— Available data —
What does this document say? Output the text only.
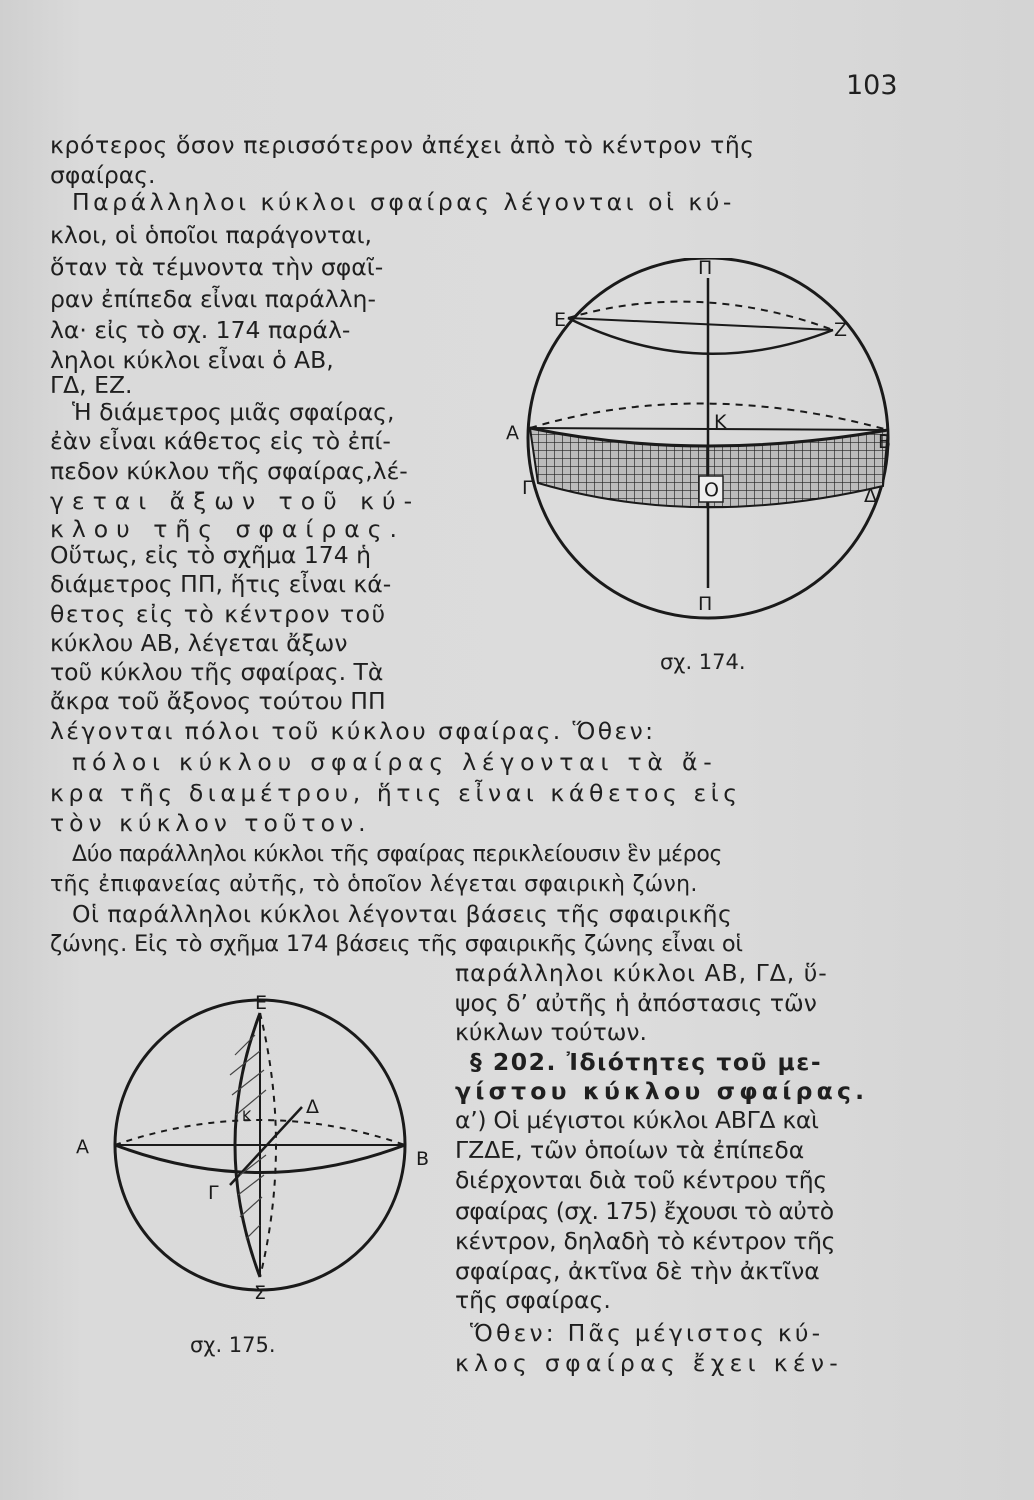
103
κρότερος ὅσον περισσότερον ἀπέχει ἀπὸ τὸ κέντρον τῆς
σφαίρας.
Παράλληλοι κύκλοι σφαίρας λέγονται οἱ κύ-
κλοι, οἱ ὁποῖοι παράγονται,
ὅταν τὰ τέμνοντα τὴν σφαῖ-
ραν ἐπίπεδα εἶναι παράλλη-
λα· εἰς τὸ σχ. 174 παράλ-
ληλοι κύκλοι εἶναι ὁ ΑΒ,
ΓΔ, ΕΖ.
Ἡ διάμετρος μιᾶς σφαίρας,
ἐὰν εἶναι κάθετος εἰς τὸ ἐπί-
πεδον κύκλου τῆς σφαίρας,λέ-
γεται ἄξων τοῦ κύ-
κλου τῆς σφαίρας.
Οὕτως, εἰς τὸ σχῆμα 174 ἡ
διάμετρος ΠΠ, ἥτις εἶναι κά-
θετος εἰς τὸ κέντρον τοῦ
κύκλου ΑΒ, λέγεται ἄξων
τοῦ κύκλου τῆς σφαίρας. Τὰ
ἄκρα τοῦ ἄξονος τούτου ΠΠ
λέγονται πόλοι τοῦ κύκλου σφαίρας. Ὅθεν:
πόλοι κύκλου σφαίρας λέγονται τὰ ἄ-
κρα τῆς διαμέτρου, ἥτις εἶναι κάθετος εἰς
τὸν κύκλον τοῦτον.
Δύο παράλληλοι κύκλοι τῆς σφαίρας περικλείουσιν ἓν μέρος
τῆς ἐπιφανείας αὐτῆς, τὸ ὁποῖον λέγεται σφαιρικὴ ζώνη.
Οἱ παράλληλοι κύκλοι λέγονται βάσεις τῆς σφαιρικῆς
ζώνης. Εἰς τὸ σχῆμα 174 βάσεις τῆς σφαιρικῆς ζώνης εἶναι οἱ
παράλληλοι κύκλοι ΑΒ, ΓΔ, ὕ-
ψος δ’ αὐτῆς ἡ ἀπόστασις τῶν
κύκλων τούτων.
§ 202. Ἰδιότητες τοῦ με-
γίστου κύκλου σφαίρας.
α’) Οἱ μέγιστοι κύκλοι ΑΒΓΔ καὶ
ΓΖΔΕ, τῶν ὁποίων τὰ ἐπίπεδα
διέρχονται διὰ τοῦ κέντρου τῆς
σφαίρας (σχ. 175) ἔχουσι τὸ αὐτὸ
κέντρον, δηλαδὴ τὸ κέντρον τῆς
σφαίρας, ἀκτῖνα δὲ τὴν ἀκτῖνα
τῆς σφαίρας.
Ὅθεν: Πᾶς μέγιστος κύ-
κλος σφαίρας ἔχει κέν-
Π
Π
Ε	Ζ
Κ
Α	Β
Γ	Δ
Ο
σχ. 174.
Ε
Σ
Α
Β
Δ
Γ
Κ
σχ. 175.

— Given task —
Which lines include the word "κάθετος"? Copy every one of them.

— The response —
ἐὰν εἶναι κάθετος εἰς τὸ ἐπί-
κρα τῆς διαμέτρου, ἥτις εἶναι κάθετος εἰς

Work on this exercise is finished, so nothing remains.